▶ Data:
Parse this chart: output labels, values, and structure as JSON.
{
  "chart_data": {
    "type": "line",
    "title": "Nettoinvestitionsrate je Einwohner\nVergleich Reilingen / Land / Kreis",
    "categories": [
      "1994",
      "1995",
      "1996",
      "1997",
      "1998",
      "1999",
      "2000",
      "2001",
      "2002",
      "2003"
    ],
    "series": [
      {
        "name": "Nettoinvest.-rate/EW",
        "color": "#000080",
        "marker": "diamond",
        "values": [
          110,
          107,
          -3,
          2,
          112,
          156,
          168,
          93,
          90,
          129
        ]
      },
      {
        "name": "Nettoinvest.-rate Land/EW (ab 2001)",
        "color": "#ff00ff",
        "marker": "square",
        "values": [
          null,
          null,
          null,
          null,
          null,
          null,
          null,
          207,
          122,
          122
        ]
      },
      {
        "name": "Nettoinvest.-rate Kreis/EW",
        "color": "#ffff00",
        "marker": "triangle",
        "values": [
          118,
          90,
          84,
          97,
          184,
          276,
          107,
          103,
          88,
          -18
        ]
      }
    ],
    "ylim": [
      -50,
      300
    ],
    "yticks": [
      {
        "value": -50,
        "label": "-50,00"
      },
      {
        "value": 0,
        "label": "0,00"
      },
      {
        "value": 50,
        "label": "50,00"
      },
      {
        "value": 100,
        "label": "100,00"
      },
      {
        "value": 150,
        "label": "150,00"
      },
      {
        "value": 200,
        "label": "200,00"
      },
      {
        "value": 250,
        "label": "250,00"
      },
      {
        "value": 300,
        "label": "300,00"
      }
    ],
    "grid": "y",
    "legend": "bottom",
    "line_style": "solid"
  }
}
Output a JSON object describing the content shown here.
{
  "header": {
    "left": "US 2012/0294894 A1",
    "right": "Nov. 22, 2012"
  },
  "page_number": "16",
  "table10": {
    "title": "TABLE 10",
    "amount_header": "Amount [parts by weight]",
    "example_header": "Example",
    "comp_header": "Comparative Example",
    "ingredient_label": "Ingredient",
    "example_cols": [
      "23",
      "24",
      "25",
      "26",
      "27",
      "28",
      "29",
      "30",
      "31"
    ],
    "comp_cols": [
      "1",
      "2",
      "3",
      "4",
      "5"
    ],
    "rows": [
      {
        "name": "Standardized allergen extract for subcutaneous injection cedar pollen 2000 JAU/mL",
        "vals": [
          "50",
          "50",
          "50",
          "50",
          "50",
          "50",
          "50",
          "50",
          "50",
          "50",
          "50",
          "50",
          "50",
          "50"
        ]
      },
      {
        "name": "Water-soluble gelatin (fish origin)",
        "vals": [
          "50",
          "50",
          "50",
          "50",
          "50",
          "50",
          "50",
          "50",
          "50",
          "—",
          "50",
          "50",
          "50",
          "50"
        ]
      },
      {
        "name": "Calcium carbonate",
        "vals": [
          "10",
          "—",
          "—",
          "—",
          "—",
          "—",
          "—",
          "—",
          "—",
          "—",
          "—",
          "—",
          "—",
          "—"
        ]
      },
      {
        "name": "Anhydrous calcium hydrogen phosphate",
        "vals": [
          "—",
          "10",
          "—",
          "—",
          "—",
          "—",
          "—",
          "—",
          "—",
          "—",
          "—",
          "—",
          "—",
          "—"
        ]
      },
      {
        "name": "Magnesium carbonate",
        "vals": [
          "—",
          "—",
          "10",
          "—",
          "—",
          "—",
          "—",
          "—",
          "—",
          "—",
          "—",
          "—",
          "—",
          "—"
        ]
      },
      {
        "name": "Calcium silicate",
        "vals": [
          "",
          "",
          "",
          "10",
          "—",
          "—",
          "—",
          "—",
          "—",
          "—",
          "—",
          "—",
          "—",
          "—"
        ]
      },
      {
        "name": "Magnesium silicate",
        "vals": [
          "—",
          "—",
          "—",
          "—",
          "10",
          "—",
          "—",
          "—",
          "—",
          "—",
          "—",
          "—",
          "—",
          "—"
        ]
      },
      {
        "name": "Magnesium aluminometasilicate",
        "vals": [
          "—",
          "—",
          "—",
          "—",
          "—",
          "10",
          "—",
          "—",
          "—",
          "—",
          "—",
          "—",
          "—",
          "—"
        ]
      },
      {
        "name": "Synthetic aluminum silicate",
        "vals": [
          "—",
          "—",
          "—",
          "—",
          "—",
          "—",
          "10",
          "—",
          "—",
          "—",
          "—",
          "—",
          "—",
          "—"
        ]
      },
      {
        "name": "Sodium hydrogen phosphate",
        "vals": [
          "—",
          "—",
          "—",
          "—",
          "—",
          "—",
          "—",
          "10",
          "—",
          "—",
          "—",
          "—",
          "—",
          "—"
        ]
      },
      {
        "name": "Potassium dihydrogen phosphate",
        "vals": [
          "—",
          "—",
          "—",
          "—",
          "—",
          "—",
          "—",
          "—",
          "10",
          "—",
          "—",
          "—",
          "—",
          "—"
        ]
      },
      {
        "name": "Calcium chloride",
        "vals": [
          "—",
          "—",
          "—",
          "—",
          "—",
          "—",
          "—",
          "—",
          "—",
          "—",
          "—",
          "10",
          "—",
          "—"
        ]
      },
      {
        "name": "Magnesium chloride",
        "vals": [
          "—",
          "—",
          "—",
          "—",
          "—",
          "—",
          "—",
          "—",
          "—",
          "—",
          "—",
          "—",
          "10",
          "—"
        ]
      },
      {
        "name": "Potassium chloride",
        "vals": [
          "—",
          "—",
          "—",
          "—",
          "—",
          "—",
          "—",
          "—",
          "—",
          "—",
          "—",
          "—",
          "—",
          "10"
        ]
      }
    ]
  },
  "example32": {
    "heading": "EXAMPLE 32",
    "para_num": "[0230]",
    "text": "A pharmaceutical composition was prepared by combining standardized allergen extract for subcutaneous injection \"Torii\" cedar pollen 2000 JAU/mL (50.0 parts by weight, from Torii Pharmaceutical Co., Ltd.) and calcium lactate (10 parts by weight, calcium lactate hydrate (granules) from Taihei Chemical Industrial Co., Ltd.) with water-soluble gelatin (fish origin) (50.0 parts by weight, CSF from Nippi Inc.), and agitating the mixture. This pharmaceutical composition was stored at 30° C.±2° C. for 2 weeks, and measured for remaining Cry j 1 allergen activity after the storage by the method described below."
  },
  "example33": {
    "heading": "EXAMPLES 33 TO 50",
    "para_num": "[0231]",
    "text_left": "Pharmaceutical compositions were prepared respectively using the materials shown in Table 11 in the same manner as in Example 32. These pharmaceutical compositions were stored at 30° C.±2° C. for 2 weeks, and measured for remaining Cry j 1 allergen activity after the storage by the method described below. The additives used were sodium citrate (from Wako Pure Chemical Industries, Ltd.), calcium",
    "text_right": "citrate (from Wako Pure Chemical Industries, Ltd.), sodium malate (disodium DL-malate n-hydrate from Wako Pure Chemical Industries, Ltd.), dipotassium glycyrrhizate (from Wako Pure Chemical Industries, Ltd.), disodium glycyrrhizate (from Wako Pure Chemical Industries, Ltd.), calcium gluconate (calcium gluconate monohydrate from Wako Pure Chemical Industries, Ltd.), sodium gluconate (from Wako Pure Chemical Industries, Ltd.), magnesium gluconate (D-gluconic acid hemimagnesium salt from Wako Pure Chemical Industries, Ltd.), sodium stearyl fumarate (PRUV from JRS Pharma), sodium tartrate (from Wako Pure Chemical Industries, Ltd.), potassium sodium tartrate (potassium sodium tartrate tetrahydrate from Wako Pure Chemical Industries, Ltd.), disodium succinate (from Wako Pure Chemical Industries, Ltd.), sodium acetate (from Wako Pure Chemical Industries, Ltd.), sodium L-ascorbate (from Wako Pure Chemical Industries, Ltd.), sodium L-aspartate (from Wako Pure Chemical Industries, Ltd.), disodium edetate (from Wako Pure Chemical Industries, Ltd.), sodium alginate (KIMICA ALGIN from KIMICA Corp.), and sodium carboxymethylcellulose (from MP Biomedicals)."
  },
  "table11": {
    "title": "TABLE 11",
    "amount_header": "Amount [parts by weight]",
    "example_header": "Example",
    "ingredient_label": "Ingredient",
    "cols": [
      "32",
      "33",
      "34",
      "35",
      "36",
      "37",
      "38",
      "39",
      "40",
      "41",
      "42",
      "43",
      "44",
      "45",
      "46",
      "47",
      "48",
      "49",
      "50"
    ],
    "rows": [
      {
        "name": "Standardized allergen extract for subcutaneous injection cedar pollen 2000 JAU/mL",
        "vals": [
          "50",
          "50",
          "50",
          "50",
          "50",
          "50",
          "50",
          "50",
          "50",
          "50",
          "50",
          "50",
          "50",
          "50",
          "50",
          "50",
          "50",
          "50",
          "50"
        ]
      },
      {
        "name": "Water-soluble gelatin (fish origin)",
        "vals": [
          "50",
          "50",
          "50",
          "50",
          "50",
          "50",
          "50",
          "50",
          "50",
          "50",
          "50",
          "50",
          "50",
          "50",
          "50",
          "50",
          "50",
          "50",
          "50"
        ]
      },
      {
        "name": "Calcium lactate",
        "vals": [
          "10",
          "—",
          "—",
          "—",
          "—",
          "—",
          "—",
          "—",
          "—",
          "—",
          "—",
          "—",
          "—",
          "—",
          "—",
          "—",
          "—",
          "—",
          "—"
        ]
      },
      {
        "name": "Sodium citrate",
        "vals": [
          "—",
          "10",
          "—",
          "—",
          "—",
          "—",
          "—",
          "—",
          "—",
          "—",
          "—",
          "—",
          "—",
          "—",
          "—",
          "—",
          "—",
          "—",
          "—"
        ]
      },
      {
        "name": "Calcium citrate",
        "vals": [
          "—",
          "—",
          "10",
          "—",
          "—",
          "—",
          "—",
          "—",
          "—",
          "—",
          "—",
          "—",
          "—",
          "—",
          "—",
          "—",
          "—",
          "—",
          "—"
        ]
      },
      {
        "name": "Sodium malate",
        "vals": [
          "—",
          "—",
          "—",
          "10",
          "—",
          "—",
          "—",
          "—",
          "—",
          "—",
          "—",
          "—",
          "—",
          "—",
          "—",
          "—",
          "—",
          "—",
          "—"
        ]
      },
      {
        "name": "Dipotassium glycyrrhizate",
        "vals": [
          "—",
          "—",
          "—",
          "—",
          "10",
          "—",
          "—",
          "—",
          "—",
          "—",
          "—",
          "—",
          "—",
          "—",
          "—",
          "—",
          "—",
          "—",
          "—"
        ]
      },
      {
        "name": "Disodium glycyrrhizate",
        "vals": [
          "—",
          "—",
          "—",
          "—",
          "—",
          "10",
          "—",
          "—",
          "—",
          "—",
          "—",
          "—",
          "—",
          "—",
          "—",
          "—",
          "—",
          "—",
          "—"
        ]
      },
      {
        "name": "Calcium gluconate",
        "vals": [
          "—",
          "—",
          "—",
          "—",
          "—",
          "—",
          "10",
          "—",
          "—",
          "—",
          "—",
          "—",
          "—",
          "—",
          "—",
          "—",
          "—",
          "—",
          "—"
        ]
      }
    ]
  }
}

▶ Problem description:
Return every line above in which the string "shown" occurs.

▶ Output for this task:
Output a JSON object describing the content shown here.
    "text_left": "Pharmaceutical compositions were prepared respectively using the materials shown in Table 11 in the same manner as in Example 32. These pharmaceutical compositions were stored at 30° C.±2° C. for 2 weeks, and measured for remaining Cry j 1 allergen activity after the storage by the method described below. The additives used were sodium citrate (from Wako Pure Chemical Industries, Ltd.), calcium",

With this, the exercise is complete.